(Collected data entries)
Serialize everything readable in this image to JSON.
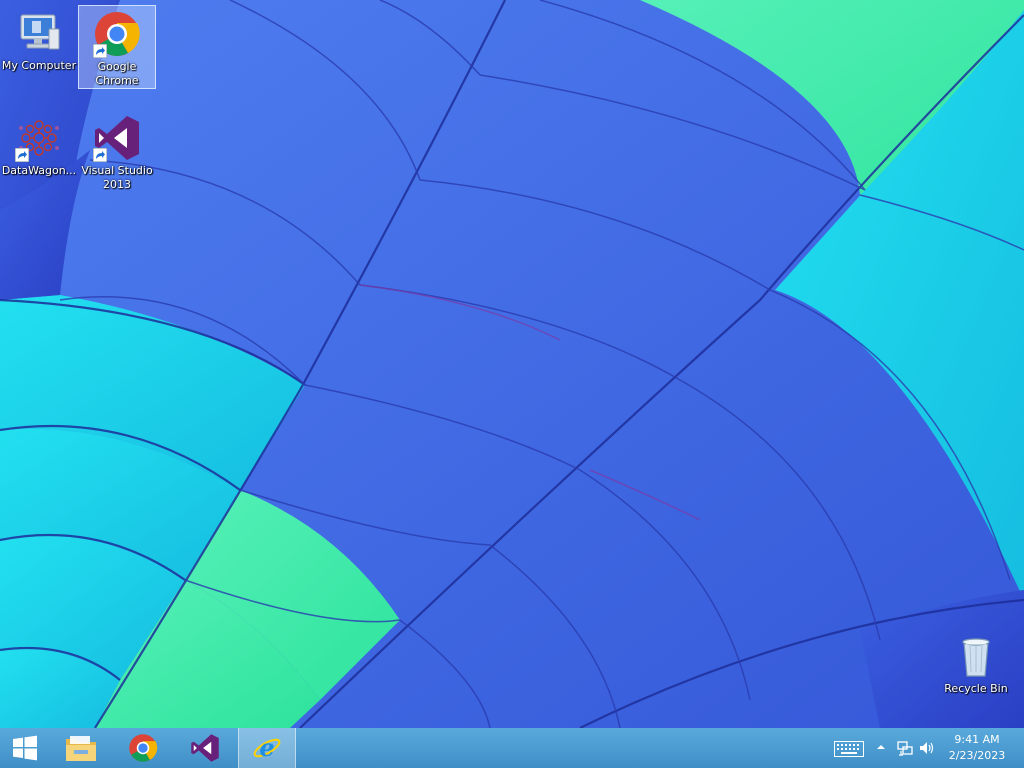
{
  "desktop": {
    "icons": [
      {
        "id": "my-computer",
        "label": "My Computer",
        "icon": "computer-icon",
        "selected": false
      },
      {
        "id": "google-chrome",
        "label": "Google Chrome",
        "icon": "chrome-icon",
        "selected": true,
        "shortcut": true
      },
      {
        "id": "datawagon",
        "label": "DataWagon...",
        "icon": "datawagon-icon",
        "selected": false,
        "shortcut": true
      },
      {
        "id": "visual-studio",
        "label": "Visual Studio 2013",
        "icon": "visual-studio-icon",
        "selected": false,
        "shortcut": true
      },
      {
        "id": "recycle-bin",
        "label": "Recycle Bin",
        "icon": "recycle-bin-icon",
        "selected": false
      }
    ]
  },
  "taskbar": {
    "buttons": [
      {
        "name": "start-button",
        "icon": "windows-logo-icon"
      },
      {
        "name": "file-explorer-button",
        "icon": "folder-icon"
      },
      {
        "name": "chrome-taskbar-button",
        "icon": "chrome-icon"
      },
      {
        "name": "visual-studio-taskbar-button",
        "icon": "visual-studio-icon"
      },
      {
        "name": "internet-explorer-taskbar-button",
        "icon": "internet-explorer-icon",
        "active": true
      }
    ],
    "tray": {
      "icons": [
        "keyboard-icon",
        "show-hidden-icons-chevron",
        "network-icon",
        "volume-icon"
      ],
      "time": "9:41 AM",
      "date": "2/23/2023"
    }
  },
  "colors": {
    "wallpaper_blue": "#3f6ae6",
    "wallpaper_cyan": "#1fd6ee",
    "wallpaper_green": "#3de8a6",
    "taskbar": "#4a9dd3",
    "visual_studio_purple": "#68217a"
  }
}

**Task**
Print the listing above in full, exactly as written. Omit any pictures.

**Worked solution**
Serialize everything readable in this image to JSON.
{
  "desktop": {
    "icons": [
      {
        "id": "my-computer",
        "label": "My Computer",
        "icon": "computer-icon",
        "selected": false
      },
      {
        "id": "google-chrome",
        "label": "Google Chrome",
        "icon": "chrome-icon",
        "selected": true,
        "shortcut": true
      },
      {
        "id": "datawagon",
        "label": "DataWagon...",
        "icon": "datawagon-icon",
        "selected": false,
        "shortcut": true
      },
      {
        "id": "visual-studio",
        "label": "Visual Studio 2013",
        "icon": "visual-studio-icon",
        "selected": false,
        "shortcut": true
      },
      {
        "id": "recycle-bin",
        "label": "Recycle Bin",
        "icon": "recycle-bin-icon",
        "selected": false
      }
    ]
  },
  "taskbar": {
    "buttons": [
      {
        "name": "start-button",
        "icon": "windows-logo-icon"
      },
      {
        "name": "file-explorer-button",
        "icon": "folder-icon"
      },
      {
        "name": "chrome-taskbar-button",
        "icon": "chrome-icon"
      },
      {
        "name": "visual-studio-taskbar-button",
        "icon": "visual-studio-icon"
      },
      {
        "name": "internet-explorer-taskbar-button",
        "icon": "internet-explorer-icon",
        "active": true
      }
    ],
    "tray": {
      "icons": [
        "keyboard-icon",
        "show-hidden-icons-chevron",
        "network-icon",
        "volume-icon"
      ],
      "time": "9:41 AM",
      "date": "2/23/2023"
    }
  },
  "colors": {
    "wallpaper_blue": "#3f6ae6",
    "wallpaper_cyan": "#1fd6ee",
    "wallpaper_green": "#3de8a6",
    "taskbar": "#4a9dd3",
    "visual_studio_purple": "#68217a"
  }
}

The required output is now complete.